(Dataset rows about figures)

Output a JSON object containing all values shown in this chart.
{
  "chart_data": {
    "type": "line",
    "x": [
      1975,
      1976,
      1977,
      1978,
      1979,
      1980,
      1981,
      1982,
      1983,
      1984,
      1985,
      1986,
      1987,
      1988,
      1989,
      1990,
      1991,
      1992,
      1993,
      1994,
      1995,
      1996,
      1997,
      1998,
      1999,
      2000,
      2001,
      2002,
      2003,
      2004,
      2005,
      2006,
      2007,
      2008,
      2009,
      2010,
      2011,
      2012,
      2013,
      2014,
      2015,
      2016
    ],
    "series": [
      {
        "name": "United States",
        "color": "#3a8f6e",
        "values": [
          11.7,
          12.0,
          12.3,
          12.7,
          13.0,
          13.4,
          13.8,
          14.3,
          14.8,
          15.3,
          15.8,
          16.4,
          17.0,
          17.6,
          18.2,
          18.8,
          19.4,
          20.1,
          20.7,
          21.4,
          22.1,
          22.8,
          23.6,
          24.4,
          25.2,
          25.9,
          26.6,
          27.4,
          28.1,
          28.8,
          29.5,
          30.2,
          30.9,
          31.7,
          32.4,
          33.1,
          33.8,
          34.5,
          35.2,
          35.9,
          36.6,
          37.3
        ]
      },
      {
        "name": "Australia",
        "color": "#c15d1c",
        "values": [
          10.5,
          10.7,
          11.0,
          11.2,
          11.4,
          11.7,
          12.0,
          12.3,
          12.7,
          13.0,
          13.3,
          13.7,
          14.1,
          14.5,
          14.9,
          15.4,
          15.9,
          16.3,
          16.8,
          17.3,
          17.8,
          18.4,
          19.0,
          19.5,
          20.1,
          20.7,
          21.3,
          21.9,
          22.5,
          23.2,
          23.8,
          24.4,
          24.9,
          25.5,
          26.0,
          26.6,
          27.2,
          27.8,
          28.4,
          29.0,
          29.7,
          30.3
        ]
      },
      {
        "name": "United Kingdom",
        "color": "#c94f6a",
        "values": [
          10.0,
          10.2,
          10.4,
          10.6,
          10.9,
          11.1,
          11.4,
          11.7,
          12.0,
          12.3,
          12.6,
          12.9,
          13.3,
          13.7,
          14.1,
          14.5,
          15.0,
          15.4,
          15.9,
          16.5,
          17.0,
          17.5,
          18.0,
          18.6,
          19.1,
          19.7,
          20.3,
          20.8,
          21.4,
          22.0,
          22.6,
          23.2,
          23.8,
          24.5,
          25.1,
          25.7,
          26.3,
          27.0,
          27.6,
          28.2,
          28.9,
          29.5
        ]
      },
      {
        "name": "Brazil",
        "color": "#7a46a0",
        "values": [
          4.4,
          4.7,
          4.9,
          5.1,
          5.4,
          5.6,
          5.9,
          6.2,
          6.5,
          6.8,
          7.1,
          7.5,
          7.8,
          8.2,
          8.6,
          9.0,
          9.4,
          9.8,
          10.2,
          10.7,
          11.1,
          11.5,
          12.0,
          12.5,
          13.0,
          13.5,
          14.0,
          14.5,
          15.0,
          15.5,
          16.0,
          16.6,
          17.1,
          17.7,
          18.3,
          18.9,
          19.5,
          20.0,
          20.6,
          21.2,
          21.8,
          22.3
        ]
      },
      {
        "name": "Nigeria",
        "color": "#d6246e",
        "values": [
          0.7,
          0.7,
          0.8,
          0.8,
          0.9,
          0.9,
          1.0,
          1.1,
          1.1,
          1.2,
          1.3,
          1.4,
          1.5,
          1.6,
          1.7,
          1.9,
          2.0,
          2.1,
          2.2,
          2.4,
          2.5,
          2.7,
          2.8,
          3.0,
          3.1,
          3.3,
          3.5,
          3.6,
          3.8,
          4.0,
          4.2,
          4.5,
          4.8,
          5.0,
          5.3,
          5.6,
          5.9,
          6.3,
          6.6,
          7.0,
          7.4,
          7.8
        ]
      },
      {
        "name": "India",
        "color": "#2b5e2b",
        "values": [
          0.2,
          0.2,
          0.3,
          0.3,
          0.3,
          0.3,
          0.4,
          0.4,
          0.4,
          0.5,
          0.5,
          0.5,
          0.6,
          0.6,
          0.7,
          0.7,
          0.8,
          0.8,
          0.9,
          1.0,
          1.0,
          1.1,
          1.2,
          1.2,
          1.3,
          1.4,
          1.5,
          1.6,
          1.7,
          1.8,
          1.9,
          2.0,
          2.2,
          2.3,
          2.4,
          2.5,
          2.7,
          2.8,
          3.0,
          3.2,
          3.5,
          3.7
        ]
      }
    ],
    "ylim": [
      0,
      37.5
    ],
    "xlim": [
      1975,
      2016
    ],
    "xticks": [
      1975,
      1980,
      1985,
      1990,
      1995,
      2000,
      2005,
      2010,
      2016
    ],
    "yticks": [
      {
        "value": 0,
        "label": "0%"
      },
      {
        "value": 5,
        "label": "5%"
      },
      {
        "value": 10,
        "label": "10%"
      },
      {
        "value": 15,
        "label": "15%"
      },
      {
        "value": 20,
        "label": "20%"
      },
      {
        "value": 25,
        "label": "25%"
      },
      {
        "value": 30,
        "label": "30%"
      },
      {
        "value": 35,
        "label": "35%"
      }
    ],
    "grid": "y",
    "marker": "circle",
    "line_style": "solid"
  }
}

• _EXERCISE DETAILS_
Copy all the lines above that hold the string "United".

• _RESULT BELOW_
        "name": "United States",
        "name": "United Kingdom",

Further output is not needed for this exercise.